Work out how many lines in the following entries contain the string "Relative", and write only that number.

**Records supplied**
+ + + + + + +
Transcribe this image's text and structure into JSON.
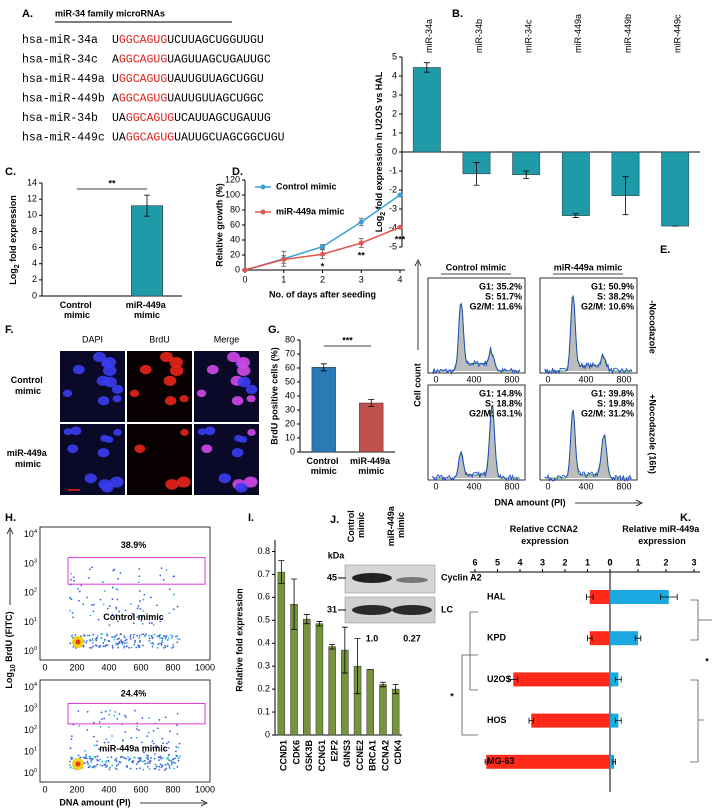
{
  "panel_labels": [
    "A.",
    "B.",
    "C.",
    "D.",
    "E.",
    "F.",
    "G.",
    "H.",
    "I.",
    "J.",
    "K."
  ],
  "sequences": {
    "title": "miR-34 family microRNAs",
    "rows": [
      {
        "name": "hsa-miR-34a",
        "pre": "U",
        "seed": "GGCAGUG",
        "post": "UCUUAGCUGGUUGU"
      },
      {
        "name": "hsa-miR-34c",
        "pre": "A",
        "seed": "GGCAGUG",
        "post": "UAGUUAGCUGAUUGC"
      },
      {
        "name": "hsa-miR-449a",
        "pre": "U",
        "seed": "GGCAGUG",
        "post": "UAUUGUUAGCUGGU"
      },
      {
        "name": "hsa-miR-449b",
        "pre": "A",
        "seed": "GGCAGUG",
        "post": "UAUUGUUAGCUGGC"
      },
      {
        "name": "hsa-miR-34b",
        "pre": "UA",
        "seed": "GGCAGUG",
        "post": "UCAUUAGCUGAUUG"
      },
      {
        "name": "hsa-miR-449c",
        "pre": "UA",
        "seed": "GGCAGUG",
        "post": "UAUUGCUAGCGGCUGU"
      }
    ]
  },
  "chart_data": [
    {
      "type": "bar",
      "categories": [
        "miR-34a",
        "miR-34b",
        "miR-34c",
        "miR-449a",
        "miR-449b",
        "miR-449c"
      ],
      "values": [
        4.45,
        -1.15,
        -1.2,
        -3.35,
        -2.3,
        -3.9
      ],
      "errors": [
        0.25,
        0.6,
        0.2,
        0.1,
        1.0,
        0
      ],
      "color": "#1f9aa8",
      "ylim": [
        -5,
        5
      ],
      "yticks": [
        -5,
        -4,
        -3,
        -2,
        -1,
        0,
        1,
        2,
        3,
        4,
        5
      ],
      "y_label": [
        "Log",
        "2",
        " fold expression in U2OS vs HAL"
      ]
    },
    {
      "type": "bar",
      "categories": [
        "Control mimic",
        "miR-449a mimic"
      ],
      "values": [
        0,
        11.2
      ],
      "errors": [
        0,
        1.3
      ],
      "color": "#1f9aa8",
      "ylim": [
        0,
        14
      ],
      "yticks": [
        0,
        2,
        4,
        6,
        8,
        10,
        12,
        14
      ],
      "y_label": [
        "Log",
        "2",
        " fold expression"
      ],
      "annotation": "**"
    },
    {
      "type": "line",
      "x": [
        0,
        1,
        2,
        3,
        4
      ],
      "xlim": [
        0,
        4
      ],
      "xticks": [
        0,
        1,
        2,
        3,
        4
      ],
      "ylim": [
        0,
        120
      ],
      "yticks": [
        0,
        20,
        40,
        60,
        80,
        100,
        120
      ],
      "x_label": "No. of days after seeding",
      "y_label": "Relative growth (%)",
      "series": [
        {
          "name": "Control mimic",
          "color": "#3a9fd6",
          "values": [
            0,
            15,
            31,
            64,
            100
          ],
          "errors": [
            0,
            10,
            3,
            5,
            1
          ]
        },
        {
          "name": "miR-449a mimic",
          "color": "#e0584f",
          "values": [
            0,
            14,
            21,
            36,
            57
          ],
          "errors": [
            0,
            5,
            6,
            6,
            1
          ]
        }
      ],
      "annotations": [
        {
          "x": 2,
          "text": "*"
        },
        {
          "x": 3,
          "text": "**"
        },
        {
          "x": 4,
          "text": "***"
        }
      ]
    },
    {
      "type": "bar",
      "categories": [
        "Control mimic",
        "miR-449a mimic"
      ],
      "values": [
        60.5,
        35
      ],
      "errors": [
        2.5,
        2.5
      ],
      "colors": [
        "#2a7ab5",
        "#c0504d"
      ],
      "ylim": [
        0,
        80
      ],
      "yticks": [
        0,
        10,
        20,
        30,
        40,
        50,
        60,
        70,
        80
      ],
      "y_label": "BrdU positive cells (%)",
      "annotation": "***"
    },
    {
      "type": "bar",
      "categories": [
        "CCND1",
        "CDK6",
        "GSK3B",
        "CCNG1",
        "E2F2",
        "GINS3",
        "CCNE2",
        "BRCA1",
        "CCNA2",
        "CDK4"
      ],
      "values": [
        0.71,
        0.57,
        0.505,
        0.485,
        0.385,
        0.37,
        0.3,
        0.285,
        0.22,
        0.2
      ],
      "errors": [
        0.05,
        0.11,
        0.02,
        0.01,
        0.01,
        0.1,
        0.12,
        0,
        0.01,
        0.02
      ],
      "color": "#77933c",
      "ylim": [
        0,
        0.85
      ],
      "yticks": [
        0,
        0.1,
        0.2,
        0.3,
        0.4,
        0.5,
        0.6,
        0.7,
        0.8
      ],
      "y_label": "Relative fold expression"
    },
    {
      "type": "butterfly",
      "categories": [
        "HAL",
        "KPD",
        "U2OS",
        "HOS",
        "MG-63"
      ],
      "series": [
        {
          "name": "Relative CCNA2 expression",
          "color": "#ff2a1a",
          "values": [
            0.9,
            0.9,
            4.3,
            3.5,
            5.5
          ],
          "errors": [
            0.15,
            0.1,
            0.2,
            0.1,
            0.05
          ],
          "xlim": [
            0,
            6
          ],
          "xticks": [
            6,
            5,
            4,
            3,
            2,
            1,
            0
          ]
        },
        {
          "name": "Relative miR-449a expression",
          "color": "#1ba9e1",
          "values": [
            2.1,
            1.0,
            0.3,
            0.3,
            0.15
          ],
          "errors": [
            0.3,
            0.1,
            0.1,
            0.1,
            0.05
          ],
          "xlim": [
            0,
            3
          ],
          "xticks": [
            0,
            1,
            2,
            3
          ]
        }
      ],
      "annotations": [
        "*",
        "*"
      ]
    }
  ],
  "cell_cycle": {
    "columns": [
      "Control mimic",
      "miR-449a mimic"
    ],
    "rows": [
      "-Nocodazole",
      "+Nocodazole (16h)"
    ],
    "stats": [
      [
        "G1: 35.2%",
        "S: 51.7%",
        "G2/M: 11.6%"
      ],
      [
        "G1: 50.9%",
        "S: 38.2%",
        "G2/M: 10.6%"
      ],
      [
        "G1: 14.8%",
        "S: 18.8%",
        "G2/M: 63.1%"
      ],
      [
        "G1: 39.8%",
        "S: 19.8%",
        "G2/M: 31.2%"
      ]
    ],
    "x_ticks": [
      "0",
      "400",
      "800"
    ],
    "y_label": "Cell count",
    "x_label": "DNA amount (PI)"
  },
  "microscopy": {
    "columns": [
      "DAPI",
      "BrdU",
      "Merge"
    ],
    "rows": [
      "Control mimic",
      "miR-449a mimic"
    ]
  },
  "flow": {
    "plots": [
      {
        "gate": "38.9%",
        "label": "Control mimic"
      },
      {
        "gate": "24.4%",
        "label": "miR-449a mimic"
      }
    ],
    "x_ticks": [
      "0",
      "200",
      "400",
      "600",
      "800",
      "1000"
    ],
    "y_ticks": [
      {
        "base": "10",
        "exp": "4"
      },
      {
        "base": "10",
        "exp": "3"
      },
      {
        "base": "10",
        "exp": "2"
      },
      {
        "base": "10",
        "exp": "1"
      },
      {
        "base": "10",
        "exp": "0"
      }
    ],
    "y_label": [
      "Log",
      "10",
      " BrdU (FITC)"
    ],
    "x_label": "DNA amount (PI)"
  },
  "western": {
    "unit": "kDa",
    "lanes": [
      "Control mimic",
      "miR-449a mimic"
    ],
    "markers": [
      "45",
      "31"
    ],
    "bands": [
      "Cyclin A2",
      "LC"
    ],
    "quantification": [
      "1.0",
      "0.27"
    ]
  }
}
+ + + + + + +
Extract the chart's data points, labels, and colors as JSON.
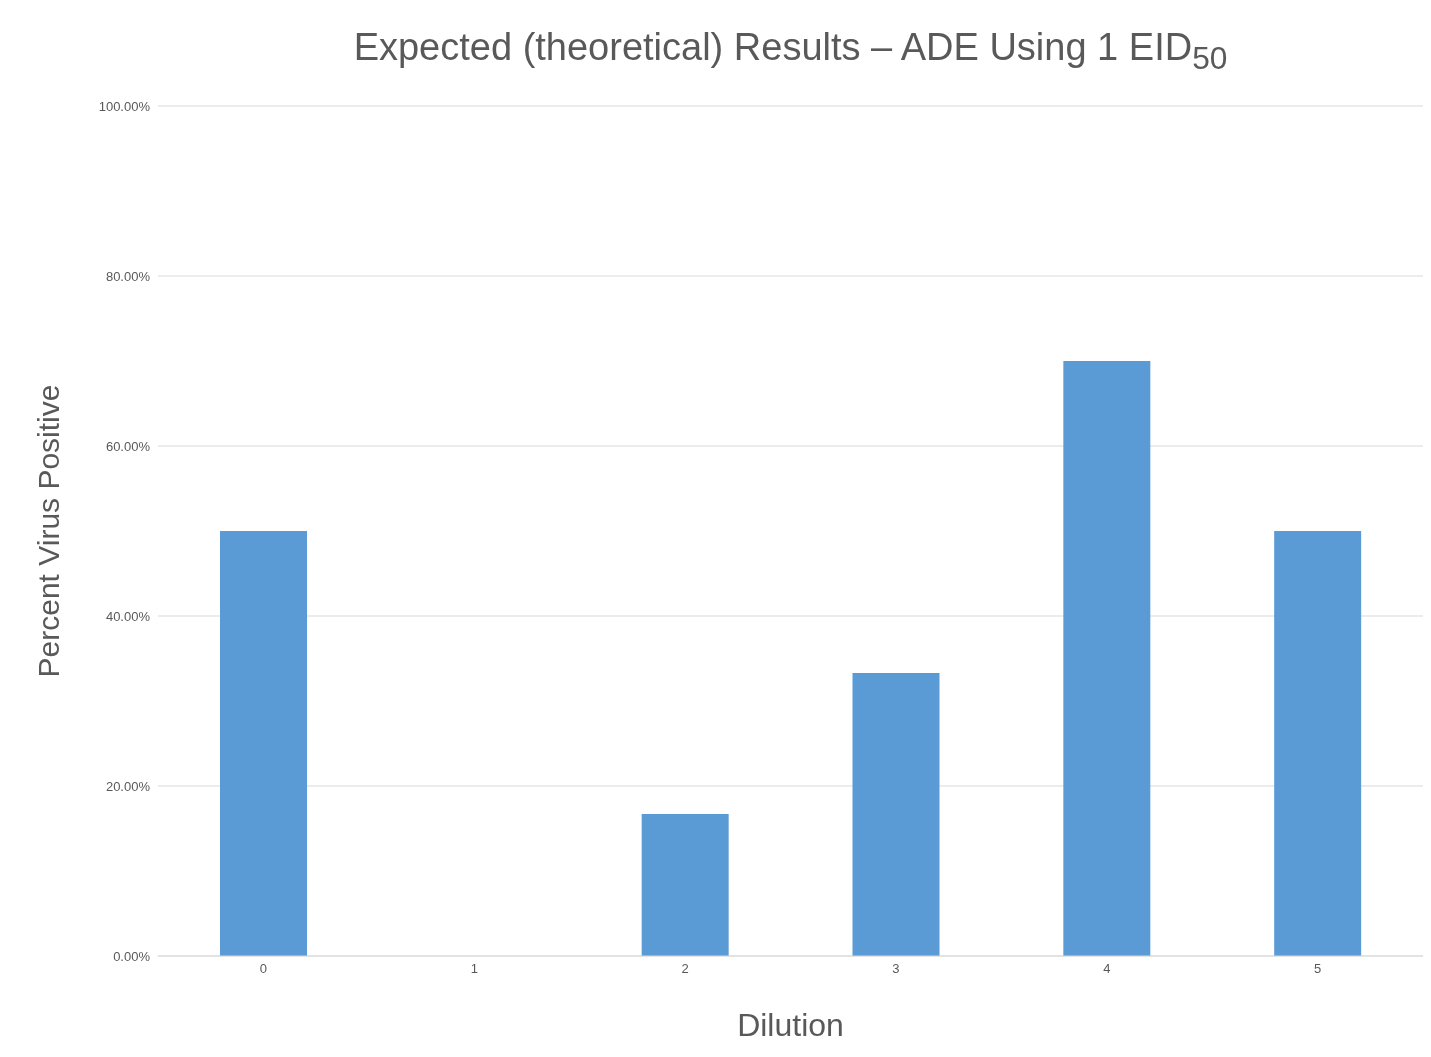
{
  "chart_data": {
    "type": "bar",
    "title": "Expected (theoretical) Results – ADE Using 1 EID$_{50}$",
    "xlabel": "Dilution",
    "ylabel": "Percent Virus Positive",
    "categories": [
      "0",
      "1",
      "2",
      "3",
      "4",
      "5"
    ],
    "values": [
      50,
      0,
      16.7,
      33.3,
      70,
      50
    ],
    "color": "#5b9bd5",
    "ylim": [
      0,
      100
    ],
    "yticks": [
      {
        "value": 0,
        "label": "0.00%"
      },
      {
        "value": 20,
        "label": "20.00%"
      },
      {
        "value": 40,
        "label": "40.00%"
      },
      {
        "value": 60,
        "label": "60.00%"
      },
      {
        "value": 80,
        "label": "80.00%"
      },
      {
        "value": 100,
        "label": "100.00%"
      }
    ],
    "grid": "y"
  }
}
+ + + + + + +
**Answer below**
4